▸ ABOUT THIS TASK: From the first line to the last, transcribe the data exactly.

▸ AVAILABLE RECORDS:
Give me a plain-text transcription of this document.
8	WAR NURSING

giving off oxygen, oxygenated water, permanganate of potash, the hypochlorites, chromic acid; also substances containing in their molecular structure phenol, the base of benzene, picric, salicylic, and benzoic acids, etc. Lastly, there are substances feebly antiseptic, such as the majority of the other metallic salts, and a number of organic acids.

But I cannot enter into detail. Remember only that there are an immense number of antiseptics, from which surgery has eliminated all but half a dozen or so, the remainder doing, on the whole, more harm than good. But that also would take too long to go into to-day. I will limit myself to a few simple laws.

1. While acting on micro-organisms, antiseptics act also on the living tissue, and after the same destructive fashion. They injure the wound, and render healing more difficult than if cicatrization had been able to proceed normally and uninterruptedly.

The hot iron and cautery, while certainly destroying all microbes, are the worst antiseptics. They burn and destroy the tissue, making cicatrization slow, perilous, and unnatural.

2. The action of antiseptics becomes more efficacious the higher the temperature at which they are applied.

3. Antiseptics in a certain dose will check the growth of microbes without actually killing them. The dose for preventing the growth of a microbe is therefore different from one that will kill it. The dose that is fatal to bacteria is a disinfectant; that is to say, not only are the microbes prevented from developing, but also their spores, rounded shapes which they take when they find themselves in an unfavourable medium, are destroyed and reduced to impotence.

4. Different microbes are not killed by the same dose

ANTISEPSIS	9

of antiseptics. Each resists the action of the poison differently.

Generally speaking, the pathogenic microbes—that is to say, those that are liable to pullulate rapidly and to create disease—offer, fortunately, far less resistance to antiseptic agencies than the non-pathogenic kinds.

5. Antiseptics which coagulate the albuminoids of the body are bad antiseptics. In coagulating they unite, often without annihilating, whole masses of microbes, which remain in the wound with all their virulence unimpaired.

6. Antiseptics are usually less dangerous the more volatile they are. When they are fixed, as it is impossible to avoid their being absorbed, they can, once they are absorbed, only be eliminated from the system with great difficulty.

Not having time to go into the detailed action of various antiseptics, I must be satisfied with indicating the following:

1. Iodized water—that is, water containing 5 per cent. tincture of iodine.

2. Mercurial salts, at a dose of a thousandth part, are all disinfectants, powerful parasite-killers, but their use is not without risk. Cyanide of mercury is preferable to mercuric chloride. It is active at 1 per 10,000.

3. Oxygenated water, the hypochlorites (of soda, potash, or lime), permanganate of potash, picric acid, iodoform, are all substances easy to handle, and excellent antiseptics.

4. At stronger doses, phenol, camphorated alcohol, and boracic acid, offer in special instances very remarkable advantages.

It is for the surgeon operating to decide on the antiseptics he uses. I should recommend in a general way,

▸ RESULT OF THE TASK:
Give me a plain-text transcription of this document.
8	WAR NURSING

giving off oxygen, oxygenated water, permanganate of potash, the hypochlorites, chromic acid; also substances containing in their molecular structure phenol, the base of benzene, picric, salicylic, and benzoic acids, etc. Lastly, there are substances feebly antiseptic, such as the majority of the other metallic salts, and a number of organic acids.

But I cannot enter into detail. Remember only that there are an immense number of antiseptics, from which surgery has eliminated all but half a dozen or so, the remainder doing, on the whole, more harm than good. But that also would take too long to go into to-day. I will limit myself to a few simple laws.

1. While acting on micro-organisms, antiseptics act also on the living tissue, and after the same destructive fashion. They injure the wound, and render healing more difficult than if cicatrization had been able to proceed normally and uninterruptedly.

The hot iron and cautery, while certainly destroying all microbes, are the worst antiseptics. They burn and destroy the tissue, making cicatrization slow, perilous, and unnatural.

2. The action of antiseptics becomes more efficacious the higher the temperature at which they are applied.

3. Antiseptics in a certain dose will check the growth of microbes without actually killing them. The dose for preventing the growth of a microbe is therefore different from one that will kill it. The dose that is fatal to bacteria is a disinfectant; that is to say, not only are the microbes prevented from developing, but also their spores, rounded shapes which they take when they find themselves in an unfavourable medium, are destroyed and reduced to impotence.

4. Different microbes are not killed by the same dose

ANTISEPSIS	9

of antiseptics. Each resists the action of the poison differently.

Generally speaking, the pathogenic microbes—that is to say, those that are liable to pullulate rapidly and to create disease—offer, fortunately, far less resistance to antiseptic agencies than the non-pathogenic kinds.

5. Antiseptics which coagulate the albuminoids of the body are bad antiseptics. In coagulating they unite, often without annihilating, whole masses of microbes, which remain in the wound with all their virulence unimpaired.

6. Antiseptics are usually less dangerous the more volatile they are. When they are fixed, as it is impossible to avoid their being absorbed, they can, once they are absorbed, only be eliminated from the system with great difficulty.

Not having time to go into the detailed action of various antiseptics, I must be satisfied with indicating the following:

1. Iodized water—that is, water containing 5 per cent. tincture of iodine.

2. Mercurial salts, at a dose of a thousandth part, are all disinfectants, powerful parasite-killers, but their use is not without risk. Cyanide of mercury is preferable to mercuric chloride. It is active at 1 per 10,000.

3. Oxygenated water, the hypochlorites (of soda, potash, or lime), permanganate of potash, picric acid, iodoform, are all substances easy to handle, and excellent antiseptics.

4. At stronger doses, phenol, camphorated alcohol, and boracic acid, offer in special instances very remarkable advantages.

It is for the surgeon operating to decide on the antiseptics he uses. I should recommend in a general way,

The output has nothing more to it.